_CHALLENGE:_ Reproduce every entry exactly.

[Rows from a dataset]
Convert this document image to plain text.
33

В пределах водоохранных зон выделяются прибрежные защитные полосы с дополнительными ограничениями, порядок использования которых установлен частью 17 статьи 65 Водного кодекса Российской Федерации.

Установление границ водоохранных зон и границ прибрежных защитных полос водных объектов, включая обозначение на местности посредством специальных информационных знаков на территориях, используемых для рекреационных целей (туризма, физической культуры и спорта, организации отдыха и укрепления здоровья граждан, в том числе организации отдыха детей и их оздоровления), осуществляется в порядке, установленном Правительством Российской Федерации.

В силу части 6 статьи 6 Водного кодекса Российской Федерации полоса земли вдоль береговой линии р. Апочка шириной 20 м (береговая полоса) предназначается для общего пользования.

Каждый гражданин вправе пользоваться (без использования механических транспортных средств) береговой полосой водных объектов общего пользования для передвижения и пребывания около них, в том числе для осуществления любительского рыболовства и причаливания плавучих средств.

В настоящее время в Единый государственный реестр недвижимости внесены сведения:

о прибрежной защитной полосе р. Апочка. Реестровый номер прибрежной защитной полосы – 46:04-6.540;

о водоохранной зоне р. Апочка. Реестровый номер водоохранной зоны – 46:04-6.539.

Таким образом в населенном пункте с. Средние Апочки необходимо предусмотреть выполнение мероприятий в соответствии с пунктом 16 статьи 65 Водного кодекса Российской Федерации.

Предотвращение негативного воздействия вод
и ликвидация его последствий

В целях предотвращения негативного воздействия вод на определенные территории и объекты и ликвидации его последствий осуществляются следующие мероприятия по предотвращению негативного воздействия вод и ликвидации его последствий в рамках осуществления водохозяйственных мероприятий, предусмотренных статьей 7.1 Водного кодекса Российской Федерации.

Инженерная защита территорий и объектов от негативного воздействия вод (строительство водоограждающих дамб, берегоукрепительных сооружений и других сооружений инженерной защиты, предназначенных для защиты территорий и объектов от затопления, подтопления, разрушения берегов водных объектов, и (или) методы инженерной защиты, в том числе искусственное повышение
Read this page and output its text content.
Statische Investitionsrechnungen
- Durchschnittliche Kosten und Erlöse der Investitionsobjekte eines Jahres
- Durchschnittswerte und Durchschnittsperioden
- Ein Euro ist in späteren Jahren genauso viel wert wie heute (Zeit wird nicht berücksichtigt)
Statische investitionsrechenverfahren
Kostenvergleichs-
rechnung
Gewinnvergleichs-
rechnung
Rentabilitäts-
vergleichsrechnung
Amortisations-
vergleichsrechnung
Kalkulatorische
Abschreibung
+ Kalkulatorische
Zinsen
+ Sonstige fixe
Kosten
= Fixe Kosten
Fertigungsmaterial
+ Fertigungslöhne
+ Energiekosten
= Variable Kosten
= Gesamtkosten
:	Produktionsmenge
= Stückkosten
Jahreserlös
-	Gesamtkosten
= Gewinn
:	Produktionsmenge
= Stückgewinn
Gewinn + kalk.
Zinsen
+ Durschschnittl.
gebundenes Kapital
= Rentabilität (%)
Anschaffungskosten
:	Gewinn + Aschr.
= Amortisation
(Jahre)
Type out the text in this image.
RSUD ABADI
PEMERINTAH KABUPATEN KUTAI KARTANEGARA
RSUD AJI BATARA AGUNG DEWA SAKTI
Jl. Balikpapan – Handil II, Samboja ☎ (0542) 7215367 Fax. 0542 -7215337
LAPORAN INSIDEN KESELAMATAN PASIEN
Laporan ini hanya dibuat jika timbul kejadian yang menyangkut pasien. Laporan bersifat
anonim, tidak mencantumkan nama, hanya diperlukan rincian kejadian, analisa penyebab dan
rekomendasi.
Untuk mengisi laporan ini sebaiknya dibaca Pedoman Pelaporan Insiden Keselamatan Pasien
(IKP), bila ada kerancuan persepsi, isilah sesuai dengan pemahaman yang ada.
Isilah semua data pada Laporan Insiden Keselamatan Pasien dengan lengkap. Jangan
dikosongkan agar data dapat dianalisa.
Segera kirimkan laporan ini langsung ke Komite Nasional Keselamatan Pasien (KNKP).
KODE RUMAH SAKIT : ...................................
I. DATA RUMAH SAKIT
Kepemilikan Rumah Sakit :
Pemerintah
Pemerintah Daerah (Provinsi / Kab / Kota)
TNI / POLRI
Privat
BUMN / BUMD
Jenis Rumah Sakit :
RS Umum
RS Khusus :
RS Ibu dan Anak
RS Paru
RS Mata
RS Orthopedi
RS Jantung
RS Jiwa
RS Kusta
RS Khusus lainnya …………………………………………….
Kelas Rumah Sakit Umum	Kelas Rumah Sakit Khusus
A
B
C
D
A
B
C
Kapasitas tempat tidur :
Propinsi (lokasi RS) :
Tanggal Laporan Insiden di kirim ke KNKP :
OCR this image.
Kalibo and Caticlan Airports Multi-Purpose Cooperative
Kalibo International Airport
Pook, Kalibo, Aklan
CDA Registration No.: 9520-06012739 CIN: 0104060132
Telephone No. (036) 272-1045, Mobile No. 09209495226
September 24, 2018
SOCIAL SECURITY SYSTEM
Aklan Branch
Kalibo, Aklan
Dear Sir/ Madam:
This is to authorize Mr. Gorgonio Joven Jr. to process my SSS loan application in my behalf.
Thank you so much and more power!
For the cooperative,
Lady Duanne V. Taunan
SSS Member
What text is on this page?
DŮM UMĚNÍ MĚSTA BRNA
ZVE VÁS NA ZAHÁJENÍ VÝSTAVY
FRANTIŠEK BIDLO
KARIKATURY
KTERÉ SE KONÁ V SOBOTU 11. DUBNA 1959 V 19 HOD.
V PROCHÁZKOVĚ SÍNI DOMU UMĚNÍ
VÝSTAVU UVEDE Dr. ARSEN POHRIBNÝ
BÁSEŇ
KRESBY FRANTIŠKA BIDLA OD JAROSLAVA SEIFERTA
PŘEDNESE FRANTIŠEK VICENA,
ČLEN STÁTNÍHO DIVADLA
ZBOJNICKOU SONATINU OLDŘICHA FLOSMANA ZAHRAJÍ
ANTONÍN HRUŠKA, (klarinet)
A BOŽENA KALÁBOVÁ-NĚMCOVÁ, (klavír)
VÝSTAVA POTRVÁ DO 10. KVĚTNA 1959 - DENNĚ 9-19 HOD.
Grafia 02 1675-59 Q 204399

_EXERCISE OUTPUT:_
Convert this document image to plain text.
33

В пределах водоохранных зон выделяются прибрежные защитные полосы с дополнительными ограничениями, порядок использования которых установлен частью 17 статьи 65 Водного кодекса Российской Федерации.

Установление границ водоохранных зон и границ прибрежных защитных полос водных объектов, включая обозначение на местности посредством специальных информационных знаков на территориях, используемых для рекреационных целей (туризма, физической культуры и спорта, организации отдыха и укрепления здоровья граждан, в том числе организации отдыха детей и их оздоровления), осуществляется в порядке, установленном Правительством Российской Федерации.

В силу части 6 статьи 6 Водного кодекса Российской Федерации полоса земли вдоль береговой линии р. Апочка шириной 20 м (береговая полоса) предназначается для общего пользования.

Каждый гражданин вправе пользоваться (без использования механических транспортных средств) береговой полосой водных объектов общего пользования для передвижения и пребывания около них, в том числе для осуществления любительского рыболовства и причаливания плавучих средств.

В настоящее время в Единый государственный реестр недвижимости внесены сведения:

о прибрежной защитной полосе р. Апочка. Реестровый номер прибрежной защитной полосы – 46:04-6.540;

о водоохранной зоне р. Апочка. Реестровый номер водоохранной зоны – 46:04-6.539.

Таким образом в населенном пункте с. Средние Апочки необходимо предусмотреть выполнение мероприятий в соответствии с пунктом 16 статьи 65 Водного кодекса Российской Федерации.

Предотвращение негативного воздействия вод
и ликвидация его последствий

В целях предотвращения негативного воздействия вод на определенные территории и объекты и ликвидации его последствий осуществляются следующие мероприятия по предотвращению негативного воздействия вод и ликвидации его последствий в рамках осуществления водохозяйственных мероприятий, предусмотренных статьей 7.1 Водного кодекса Российской Федерации.

Инженерная защита территорий и объектов от негативного воздействия вод (строительство водоограждающих дамб, берегоукрепительных сооружений и других сооружений инженерной защиты, предназначенных для защиты территорий и объектов от затопления, подтопления, разрушения берегов водных объектов, и (или) методы инженерной защиты, в том числе искусственное повышение
Read this page and output its text content.
Statische Investitionsrechnungen
- Durchschnittliche Kosten und Erlöse der Investitionsobjekte eines Jahres
- Durchschnittswerte und Durchschnittsperioden
- Ein Euro ist in späteren Jahren genauso viel wert wie heute (Zeit wird nicht berücksichtigt)
Statische investitionsrechenverfahren
Kostenvergleichs-
rechnung
Gewinnvergleichs-
rechnung
Rentabilitäts-
vergleichsrechnung
Amortisations-
vergleichsrechnung
Kalkulatorische
Abschreibung
+ Kalkulatorische
Zinsen
+ Sonstige fixe
Kosten
= Fixe Kosten
Fertigungsmaterial
+ Fertigungslöhne
+ Energiekosten
= Variable Kosten
= Gesamtkosten
:	Produktionsmenge
= Stückkosten
Jahreserlös
-	Gesamtkosten
= Gewinn
:	Produktionsmenge
= Stückgewinn
Gewinn + kalk.
Zinsen
+ Durschschnittl.
gebundenes Kapital
= Rentabilität (%)
Anschaffungskosten
:	Gewinn + Aschr.
= Amortisation
(Jahre)
Type out the text in this image.
RSUD ABADI
PEMERINTAH KABUPATEN KUTAI KARTANEGARA
RSUD AJI BATARA AGUNG DEWA SAKTI
Jl. Balikpapan – Handil II, Samboja ☎ (0542) 7215367 Fax. 0542 -7215337
LAPORAN INSIDEN KESELAMATAN PASIEN
Laporan ini hanya dibuat jika timbul kejadian yang menyangkut pasien. Laporan bersifat
anonim, tidak mencantumkan nama, hanya diperlukan rincian kejadian, analisa penyebab dan
rekomendasi.
Untuk mengisi laporan ini sebaiknya dibaca Pedoman Pelaporan Insiden Keselamatan Pasien
(IKP), bila ada kerancuan persepsi, isilah sesuai dengan pemahaman yang ada.
Isilah semua data pada Laporan Insiden Keselamatan Pasien dengan lengkap. Jangan
dikosongkan agar data dapat dianalisa.
Segera kirimkan laporan ini langsung ke Komite Nasional Keselamatan Pasien (KNKP).
KODE RUMAH SAKIT : ...................................
I. DATA RUMAH SAKIT
Kepemilikan Rumah Sakit :
Pemerintah
Pemerintah Daerah (Provinsi / Kab / Kota)
TNI / POLRI
Privat
BUMN / BUMD
Jenis Rumah Sakit :
RS Umum
RS Khusus :
RS Ibu dan Anak
RS Paru
RS Mata
RS Orthopedi
RS Jantung
RS Jiwa
RS Kusta
RS Khusus lainnya …………………………………………….
Kelas Rumah Sakit Umum	Kelas Rumah Sakit Khusus
A
B
C
D
A
B
C
Kapasitas tempat tidur :
Propinsi (lokasi RS) :
Tanggal Laporan Insiden di kirim ke KNKP :
OCR this image.
Kalibo and Caticlan Airports Multi-Purpose Cooperative
Kalibo International Airport
Pook, Kalibo, Aklan
CDA Registration No.: 9520-06012739 CIN: 0104060132
Telephone No. (036) 272-1045, Mobile No. 09209495226
September 24, 2018
SOCIAL SECURITY SYSTEM
Aklan Branch
Kalibo, Aklan
Dear Sir/ Madam:
This is to authorize Mr. Gorgonio Joven Jr. to process my SSS loan application in my behalf.
Thank you so much and more power!
For the cooperative,
Lady Duanne V. Taunan
SSS Member
What text is on this page?
DŮM UMĚNÍ MĚSTA BRNA
ZVE VÁS NA ZAHÁJENÍ VÝSTAVY
FRANTIŠEK BIDLO
KARIKATURY
KTERÉ SE KONÁ V SOBOTU 11. DUBNA 1959 V 19 HOD.
V PROCHÁZKOVĚ SÍNI DOMU UMĚNÍ
VÝSTAVU UVEDE Dr. ARSEN POHRIBNÝ
BÁSEŇ
KRESBY FRANTIŠKA BIDLA OD JAROSLAVA SEIFERTA
PŘEDNESE FRANTIŠEK VICENA,
ČLEN STÁTNÍHO DIVADLA
ZBOJNICKOU SONATINU OLDŘICHA FLOSMANA ZAHRAJÍ
ANTONÍN HRUŠKA, (klarinet)
A BOŽENA KALÁBOVÁ-NĚMCOVÁ, (klavír)
VÝSTAVA POTRVÁ DO 10. KVĚTNA 1959 - DENNĚ 9-19 HOD.
Grafia 02 1675-59 Q 204399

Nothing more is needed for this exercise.